*Short problem*
Return the whole listing, keeping every character the same.

*Provided information*

┄┄┄┄┄┄

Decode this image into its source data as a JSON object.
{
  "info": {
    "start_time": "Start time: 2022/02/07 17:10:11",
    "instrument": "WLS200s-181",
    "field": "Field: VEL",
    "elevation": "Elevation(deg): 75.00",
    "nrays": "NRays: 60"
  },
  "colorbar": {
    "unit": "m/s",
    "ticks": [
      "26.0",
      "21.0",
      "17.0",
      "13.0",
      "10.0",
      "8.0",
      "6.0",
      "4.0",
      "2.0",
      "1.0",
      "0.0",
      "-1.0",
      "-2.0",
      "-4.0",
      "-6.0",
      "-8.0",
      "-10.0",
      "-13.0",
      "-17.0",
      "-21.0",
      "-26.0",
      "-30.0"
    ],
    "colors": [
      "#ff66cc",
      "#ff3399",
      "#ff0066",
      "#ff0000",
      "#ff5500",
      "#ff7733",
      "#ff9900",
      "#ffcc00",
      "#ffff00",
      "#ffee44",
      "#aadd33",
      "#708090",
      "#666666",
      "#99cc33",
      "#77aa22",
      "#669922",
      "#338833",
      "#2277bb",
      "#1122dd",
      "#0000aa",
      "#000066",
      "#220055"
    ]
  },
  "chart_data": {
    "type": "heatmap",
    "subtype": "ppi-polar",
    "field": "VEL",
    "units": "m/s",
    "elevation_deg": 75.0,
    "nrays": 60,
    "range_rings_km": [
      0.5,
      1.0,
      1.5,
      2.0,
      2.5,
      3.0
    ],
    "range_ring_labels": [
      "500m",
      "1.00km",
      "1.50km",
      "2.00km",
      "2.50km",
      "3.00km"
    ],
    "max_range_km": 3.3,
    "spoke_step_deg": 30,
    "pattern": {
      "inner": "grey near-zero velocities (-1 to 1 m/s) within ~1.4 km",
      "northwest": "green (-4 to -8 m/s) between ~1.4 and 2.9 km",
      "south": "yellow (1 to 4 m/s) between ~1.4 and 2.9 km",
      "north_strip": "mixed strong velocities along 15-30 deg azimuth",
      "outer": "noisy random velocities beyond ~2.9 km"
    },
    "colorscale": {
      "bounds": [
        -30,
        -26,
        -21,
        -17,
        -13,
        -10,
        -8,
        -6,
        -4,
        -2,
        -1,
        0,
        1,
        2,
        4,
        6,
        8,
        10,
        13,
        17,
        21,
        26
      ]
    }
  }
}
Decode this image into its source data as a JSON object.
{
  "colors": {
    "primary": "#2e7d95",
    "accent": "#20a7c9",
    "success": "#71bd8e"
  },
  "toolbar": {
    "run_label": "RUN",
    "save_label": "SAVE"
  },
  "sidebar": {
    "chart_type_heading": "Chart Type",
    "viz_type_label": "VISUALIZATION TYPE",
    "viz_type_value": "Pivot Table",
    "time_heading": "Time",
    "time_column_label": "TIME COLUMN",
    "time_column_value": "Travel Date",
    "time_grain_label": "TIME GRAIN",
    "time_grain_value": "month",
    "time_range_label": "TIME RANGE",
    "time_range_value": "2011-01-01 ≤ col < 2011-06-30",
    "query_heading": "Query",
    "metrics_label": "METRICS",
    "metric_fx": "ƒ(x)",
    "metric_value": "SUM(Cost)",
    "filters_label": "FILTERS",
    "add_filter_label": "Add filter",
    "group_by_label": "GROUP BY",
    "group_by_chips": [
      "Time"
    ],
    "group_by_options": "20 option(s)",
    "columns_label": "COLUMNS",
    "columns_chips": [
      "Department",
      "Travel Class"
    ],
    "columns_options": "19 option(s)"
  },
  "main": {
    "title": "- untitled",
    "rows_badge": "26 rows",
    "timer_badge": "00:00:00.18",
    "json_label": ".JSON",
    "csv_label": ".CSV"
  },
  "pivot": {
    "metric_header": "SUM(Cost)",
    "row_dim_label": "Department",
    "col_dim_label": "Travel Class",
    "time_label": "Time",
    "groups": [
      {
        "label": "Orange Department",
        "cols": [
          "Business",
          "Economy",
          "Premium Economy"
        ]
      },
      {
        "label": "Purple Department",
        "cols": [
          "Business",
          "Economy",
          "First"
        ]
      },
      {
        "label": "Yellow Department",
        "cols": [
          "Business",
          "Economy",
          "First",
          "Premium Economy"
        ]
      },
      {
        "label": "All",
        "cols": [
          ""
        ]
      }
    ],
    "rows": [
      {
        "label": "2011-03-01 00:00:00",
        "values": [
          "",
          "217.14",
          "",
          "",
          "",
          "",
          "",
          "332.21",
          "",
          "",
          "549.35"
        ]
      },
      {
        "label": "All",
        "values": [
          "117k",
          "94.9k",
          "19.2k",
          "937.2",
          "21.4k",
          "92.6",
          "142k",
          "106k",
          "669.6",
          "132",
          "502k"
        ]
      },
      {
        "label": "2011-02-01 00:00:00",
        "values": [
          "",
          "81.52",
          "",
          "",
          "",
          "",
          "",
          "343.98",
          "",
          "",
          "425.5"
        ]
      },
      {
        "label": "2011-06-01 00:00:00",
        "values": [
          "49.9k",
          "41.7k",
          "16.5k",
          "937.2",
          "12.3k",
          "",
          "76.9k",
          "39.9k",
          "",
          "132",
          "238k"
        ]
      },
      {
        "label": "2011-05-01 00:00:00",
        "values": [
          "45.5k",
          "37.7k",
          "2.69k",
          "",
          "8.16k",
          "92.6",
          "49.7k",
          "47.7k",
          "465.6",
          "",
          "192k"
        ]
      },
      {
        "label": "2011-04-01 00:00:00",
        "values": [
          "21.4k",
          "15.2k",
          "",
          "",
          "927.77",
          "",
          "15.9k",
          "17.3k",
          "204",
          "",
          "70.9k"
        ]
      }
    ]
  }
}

┄┄┄┄┄┄

*Answer to the exercise*
Decode this image into its source data as a JSON object.
{
  "info": {
    "start_time": "Start time: 2022/02/07 17:10:11",
    "instrument": "WLS200s-181",
    "field": "Field: VEL",
    "elevation": "Elevation(deg): 75.00",
    "nrays": "NRays: 60"
  },
  "colorbar": {
    "unit": "m/s",
    "ticks": [
      "26.0",
      "21.0",
      "17.0",
      "13.0",
      "10.0",
      "8.0",
      "6.0",
      "4.0",
      "2.0",
      "1.0",
      "0.0",
      "-1.0",
      "-2.0",
      "-4.0",
      "-6.0",
      "-8.0",
      "-10.0",
      "-13.0",
      "-17.0",
      "-21.0",
      "-26.0",
      "-30.0"
    ],
    "colors": [
      "#ff66cc",
      "#ff3399",
      "#ff0066",
      "#ff0000",
      "#ff5500",
      "#ff7733",
      "#ff9900",
      "#ffcc00",
      "#ffff00",
      "#ffee44",
      "#aadd33",
      "#708090",
      "#666666",
      "#99cc33",
      "#77aa22",
      "#669922",
      "#338833",
      "#2277bb",
      "#1122dd",
      "#0000aa",
      "#000066",
      "#220055"
    ]
  },
  "chart_data": {
    "type": "heatmap",
    "subtype": "ppi-polar",
    "field": "VEL",
    "units": "m/s",
    "elevation_deg": 75.0,
    "nrays": 60,
    "range_rings_km": [
      0.5,
      1.0,
      1.5,
      2.0,
      2.5,
      3.0
    ],
    "range_ring_labels": [
      "500m",
      "1.00km",
      "1.50km",
      "2.00km",
      "2.50km",
      "3.00km"
    ],
    "max_range_km": 3.3,
    "spoke_step_deg": 30,
    "pattern": {
      "inner": "grey near-zero velocities (-1 to 1 m/s) within ~1.4 km",
      "northwest": "green (-4 to -8 m/s) between ~1.4 and 2.9 km",
      "south": "yellow (1 to 4 m/s) between ~1.4 and 2.9 km",
      "north_strip": "mixed strong velocities along 15-30 deg azimuth",
      "outer": "noisy random velocities beyond ~2.9 km"
    },
    "colorscale": {
      "bounds": [
        -30,
        -26,
        -21,
        -17,
        -13,
        -10,
        -8,
        -6,
        -4,
        -2,
        -1,
        0,
        1,
        2,
        4,
        6,
        8,
        10,
        13,
        17,
        21,
        26
      ]
    }
  }
}
Decode this image into its source data as a JSON object.
{
  "colors": {
    "primary": "#2e7d95",
    "accent": "#20a7c9",
    "success": "#71bd8e"
  },
  "toolbar": {
    "run_label": "RUN",
    "save_label": "SAVE"
  },
  "sidebar": {
    "chart_type_heading": "Chart Type",
    "viz_type_label": "VISUALIZATION TYPE",
    "viz_type_value": "Pivot Table",
    "time_heading": "Time",
    "time_column_label": "TIME COLUMN",
    "time_column_value": "Travel Date",
    "time_grain_label": "TIME GRAIN",
    "time_grain_value": "month",
    "time_range_label": "TIME RANGE",
    "time_range_value": "2011-01-01 ≤ col < 2011-06-30",
    "query_heading": "Query",
    "metrics_label": "METRICS",
    "metric_fx": "ƒ(x)",
    "metric_value": "SUM(Cost)",
    "filters_label": "FILTERS",
    "add_filter_label": "Add filter",
    "group_by_label": "GROUP BY",
    "group_by_chips": [
      "Time"
    ],
    "group_by_options": "20 option(s)",
    "columns_label": "COLUMNS",
    "columns_chips": [
      "Department",
      "Travel Class"
    ],
    "columns_options": "19 option(s)"
  },
  "main": {
    "title": "- untitled",
    "rows_badge": "26 rows",
    "timer_badge": "00:00:00.18",
    "json_label": ".JSON",
    "csv_label": ".CSV"
  },
  "pivot": {
    "metric_header": "SUM(Cost)",
    "row_dim_label": "Department",
    "col_dim_label": "Travel Class",
    "time_label": "Time",
    "groups": [
      {
        "label": "Orange Department",
        "cols": [
          "Business",
          "Economy",
          "Premium Economy"
        ]
      },
      {
        "label": "Purple Department",
        "cols": [
          "Business",
          "Economy",
          "First"
        ]
      },
      {
        "label": "Yellow Department",
        "cols": [
          "Business",
          "Economy",
          "First",
          "Premium Economy"
        ]
      },
      {
        "label": "All",
        "cols": [
          ""
        ]
      }
    ],
    "rows": [
      {
        "label": "2011-03-01 00:00:00",
        "values": [
          "",
          "217.14",
          "",
          "",
          "",
          "",
          "",
          "332.21",
          "",
          "",
          "549.35"
        ]
      },
      {
        "label": "All",
        "values": [
          "117k",
          "94.9k",
          "19.2k",
          "937.2",
          "21.4k",
          "92.6",
          "142k",
          "106k",
          "669.6",
          "132",
          "502k"
        ]
      },
      {
        "label": "2011-02-01 00:00:00",
        "values": [
          "",
          "81.52",
          "",
          "",
          "",
          "",
          "",
          "343.98",
          "",
          "",
          "425.5"
        ]
      },
      {
        "label": "2011-06-01 00:00:00",
        "values": [
          "49.9k",
          "41.7k",
          "16.5k",
          "937.2",
          "12.3k",
          "",
          "76.9k",
          "39.9k",
          "",
          "132",
          "238k"
        ]
      },
      {
        "label": "2011-05-01 00:00:00",
        "values": [
          "45.5k",
          "37.7k",
          "2.69k",
          "",
          "8.16k",
          "92.6",
          "49.7k",
          "47.7k",
          "465.6",
          "",
          "192k"
        ]
      },
      {
        "label": "2011-04-01 00:00:00",
        "values": [
          "21.4k",
          "15.2k",
          "",
          "",
          "927.77",
          "",
          "15.9k",
          "17.3k",
          "204",
          "",
          "70.9k"
        ]
      }
    ]
  }
}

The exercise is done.